• Record set
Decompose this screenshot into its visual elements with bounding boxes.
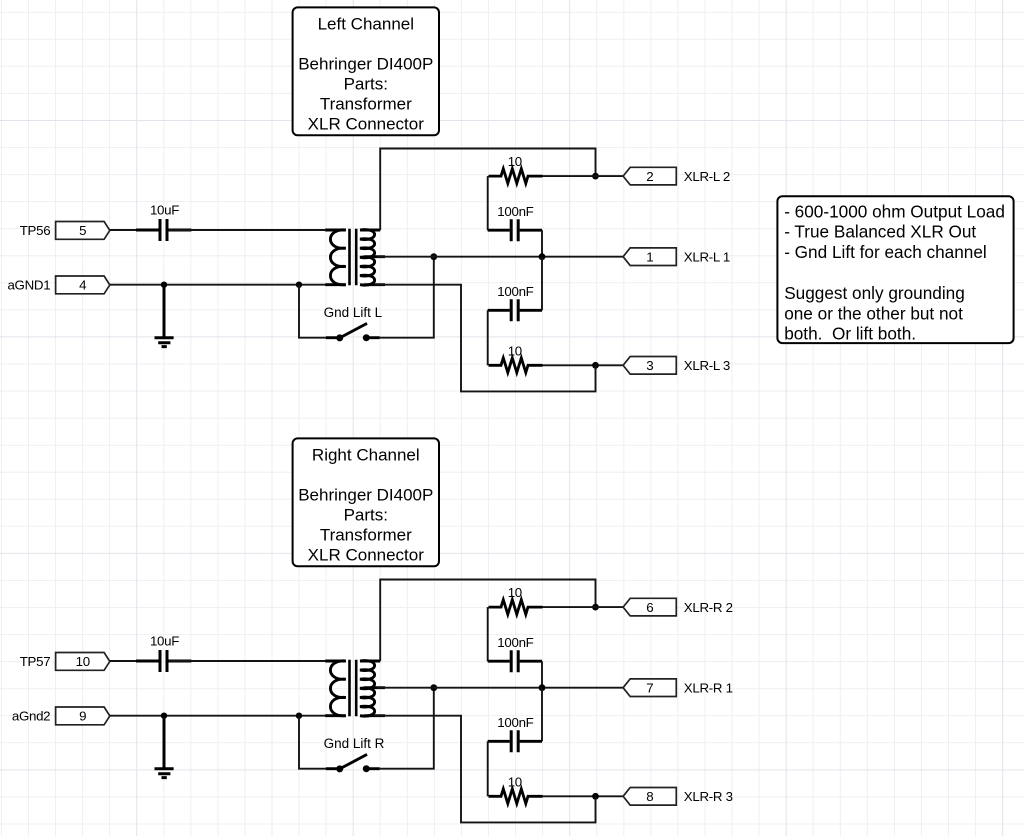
svg-text:100nF: 100nF bbox=[497, 715, 533, 730]
svg-text:4: 4 bbox=[79, 278, 86, 293]
output terminal XLR pin 2 bbox=[623, 167, 676, 185]
junction pin 3 node bbox=[592, 362, 599, 369]
wire resistor to pin 2 terminal bbox=[543, 175, 624, 177]
output terminal XLR pin 8 bbox=[623, 788, 676, 806]
wire aGND1 to transformer primary bottom bbox=[110, 284, 325, 286]
junction pin 2 node bbox=[592, 173, 599, 180]
svg-text:Suggest only grounding: Suggest only grounding bbox=[784, 283, 965, 303]
svg-text:Transformer: Transformer bbox=[320, 526, 412, 545]
svg-text:Parts:: Parts: bbox=[344, 75, 388, 94]
svg-text:9: 9 bbox=[79, 709, 86, 724]
capacitor 100nF upper bbox=[488, 650, 542, 672]
input terminal pin 10 (TP57) bbox=[56, 653, 110, 671]
svg-text:10: 10 bbox=[508, 343, 522, 358]
output terminal XLR pin 7 bbox=[623, 679, 676, 697]
svg-text:Gnd Lift R: Gnd Lift R bbox=[324, 736, 385, 751]
svg-text:Behringer DI400P: Behringer DI400P bbox=[298, 486, 433, 505]
wire resistor-top left branch down to 100nF bbox=[487, 607, 489, 661]
right channel title box bbox=[293, 438, 439, 566]
svg-text:XLR-R 2: XLR-R 2 bbox=[684, 600, 733, 615]
svg-text:100nF: 100nF bbox=[497, 635, 533, 650]
resistor 10 (pin 2 series) bbox=[489, 169, 543, 184]
output terminal XLR pin 3 bbox=[623, 357, 676, 375]
input terminal pin 9 (aGnd2) bbox=[56, 707, 110, 725]
svg-text:- Gnd Lift for each channel: - Gnd Lift for each channel bbox=[784, 242, 987, 262]
svg-text:6: 6 bbox=[646, 600, 653, 615]
left channel title box bbox=[293, 7, 439, 135]
svg-text:10uF: 10uF bbox=[150, 634, 179, 649]
junction switch / center tap bbox=[430, 253, 437, 260]
output terminal XLR pin 6 bbox=[623, 598, 676, 616]
switch Gnd Lift R (gnd lift) bbox=[326, 754, 380, 772]
svg-text:XLR Connector: XLR Connector bbox=[308, 115, 425, 134]
junction pin 2 node bbox=[592, 604, 599, 611]
notes box bbox=[777, 196, 1013, 344]
wire secondary top to pin 2 node bbox=[380, 580, 595, 662]
svg-text:10: 10 bbox=[508, 774, 522, 789]
wire TP57 to coupling cap bbox=[110, 660, 158, 662]
svg-text:Right Channel: Right Channel bbox=[312, 446, 420, 465]
svg-text:Transformer: Transformer bbox=[320, 95, 412, 114]
wire center tap to pin 1 terminal bbox=[377, 687, 623, 689]
svg-text:both. Or lift both.: both. Or lift both. bbox=[784, 324, 916, 344]
wire 100nF lower to resistor-bottom bbox=[487, 310, 489, 365]
junction center node bbox=[539, 253, 546, 260]
resistor 10 (pin 3 series) bbox=[489, 358, 543, 373]
junction at ground symbol tap bbox=[161, 282, 167, 288]
svg-text:XLR-L 2: XLR-L 2 bbox=[684, 169, 730, 184]
svg-text:7: 7 bbox=[646, 680, 653, 695]
input terminal pin 5 (TP56) bbox=[56, 222, 110, 240]
svg-text:aGnd2: aGnd2 bbox=[12, 709, 50, 724]
svg-text:TP57: TP57 bbox=[20, 654, 51, 669]
resistor 10 (pin 2 series) bbox=[489, 600, 543, 615]
capacitor 100nF lower bbox=[488, 299, 542, 321]
svg-text:- 600-1000 ohm Output Load: - 600-1000 ohm Output Load bbox=[784, 201, 1005, 221]
wire secondary top to pin 2 node bbox=[380, 149, 595, 231]
svg-text:XLR Connector: XLR Connector bbox=[308, 546, 425, 565]
svg-text:100nF: 100nF bbox=[497, 204, 533, 219]
switch Gnd Lift L (gnd lift) bbox=[326, 323, 380, 341]
wire resistor to pin 3 terminal bbox=[543, 795, 624, 797]
junction at gnd-lift tap bbox=[296, 282, 302, 288]
svg-text:3: 3 bbox=[646, 358, 653, 373]
wire switch to secondary center tap bbox=[380, 688, 434, 769]
wire resistor to pin 3 terminal bbox=[543, 364, 624, 366]
wire secondary bottom to pin 3 node bbox=[374, 716, 596, 823]
resistor 10 (pin 3 series) bbox=[489, 789, 543, 804]
wire center node to 100nF lower bbox=[541, 257, 543, 311]
svg-text:10uF: 10uF bbox=[150, 203, 179, 218]
wire switch to secondary center tap bbox=[380, 257, 434, 338]
wire secondary bottom to pin 3 node bbox=[374, 285, 596, 392]
wire TP56 to coupling cap bbox=[110, 229, 158, 231]
capacitor 10uF coupling bbox=[136, 219, 191, 241]
junction center node bbox=[539, 684, 546, 691]
svg-text:aGND1: aGND1 bbox=[7, 278, 50, 293]
capacitor 100nF upper bbox=[488, 219, 542, 241]
transformer right bbox=[325, 660, 385, 716]
wire resistor-top left branch down to 100nF bbox=[487, 176, 489, 230]
transformer left bbox=[325, 229, 385, 285]
capacitor 100nF lower bbox=[488, 730, 542, 752]
ground symbol bbox=[155, 716, 174, 778]
svg-text:XLR-L 3: XLR-L 3 bbox=[684, 358, 730, 373]
wire gnd-lift left branch bbox=[299, 285, 326, 338]
svg-text:2: 2 bbox=[646, 169, 653, 184]
svg-text:XLR-R 1: XLR-R 1 bbox=[684, 681, 733, 696]
wire 100nF upper to center node bbox=[541, 661, 543, 688]
svg-text:Parts:: Parts: bbox=[344, 506, 388, 525]
svg-text:10: 10 bbox=[508, 585, 522, 600]
wire 100nF upper to center node bbox=[541, 230, 543, 257]
ground symbol bbox=[155, 285, 174, 347]
input terminal pin 4 (aGND1) bbox=[56, 276, 110, 294]
junction pin 3 node bbox=[592, 793, 599, 800]
wire cap to transformer primary top bbox=[169, 660, 325, 662]
svg-text:one or the other but not: one or the other but not bbox=[784, 303, 963, 323]
junction at ground symbol tap bbox=[161, 713, 167, 719]
svg-text:TP56: TP56 bbox=[20, 223, 51, 238]
wire center tap to pin 1 terminal bbox=[377, 256, 623, 258]
output terminal XLR pin 1 bbox=[623, 248, 676, 266]
svg-text:XLR-R 3: XLR-R 3 bbox=[684, 789, 733, 804]
wire gnd-lift left branch bbox=[299, 716, 326, 769]
wire center node to 100nF lower bbox=[541, 688, 543, 742]
junction at gnd-lift tap bbox=[296, 713, 302, 719]
svg-text:Behringer DI400P: Behringer DI400P bbox=[298, 55, 433, 74]
svg-text:5: 5 bbox=[79, 223, 86, 238]
wire cap to transformer primary top bbox=[169, 229, 325, 231]
capacitor 10uF coupling bbox=[136, 650, 191, 672]
junction switch / center tap bbox=[430, 684, 437, 691]
svg-text:100nF: 100nF bbox=[497, 284, 533, 299]
svg-text:XLR-L 1: XLR-L 1 bbox=[684, 250, 730, 265]
svg-text:8: 8 bbox=[646, 789, 653, 804]
svg-text:Left Channel: Left Channel bbox=[318, 15, 414, 34]
svg-text:Gnd Lift L: Gnd Lift L bbox=[324, 305, 383, 320]
svg-text:10: 10 bbox=[76, 654, 90, 669]
wire aGnd2 to transformer primary bottom bbox=[110, 715, 325, 717]
wire 100nF lower to resistor-bottom bbox=[487, 741, 489, 796]
wire resistor to pin 2 terminal bbox=[543, 606, 624, 608]
svg-text:10: 10 bbox=[508, 154, 522, 169]
svg-text:- True Balanced XLR Out: - True Balanced XLR Out bbox=[784, 222, 976, 242]
svg-text:1: 1 bbox=[646, 249, 653, 264]
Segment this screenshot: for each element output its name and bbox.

• Written request
Please rewrite the entries from the one containing "svg-text:100nF: 100nF bbox=[497, 715, 533, 730]" down to the one containing "wire resistor to pin 2 terminal bbox=[543, 175, 624, 177]", swapping "wire" for "trace" and leaving everything else unchanged.

• Exercise solution
svg-text:100nF: 100nF bbox=[497, 715, 533, 730]
svg-text:4: 4 bbox=[79, 278, 86, 293]
output terminal XLR pin 2 bbox=[623, 167, 676, 185]
junction pin 3 node bbox=[592, 362, 599, 369]
trace resistor to pin 2 terminal bbox=[543, 175, 624, 177]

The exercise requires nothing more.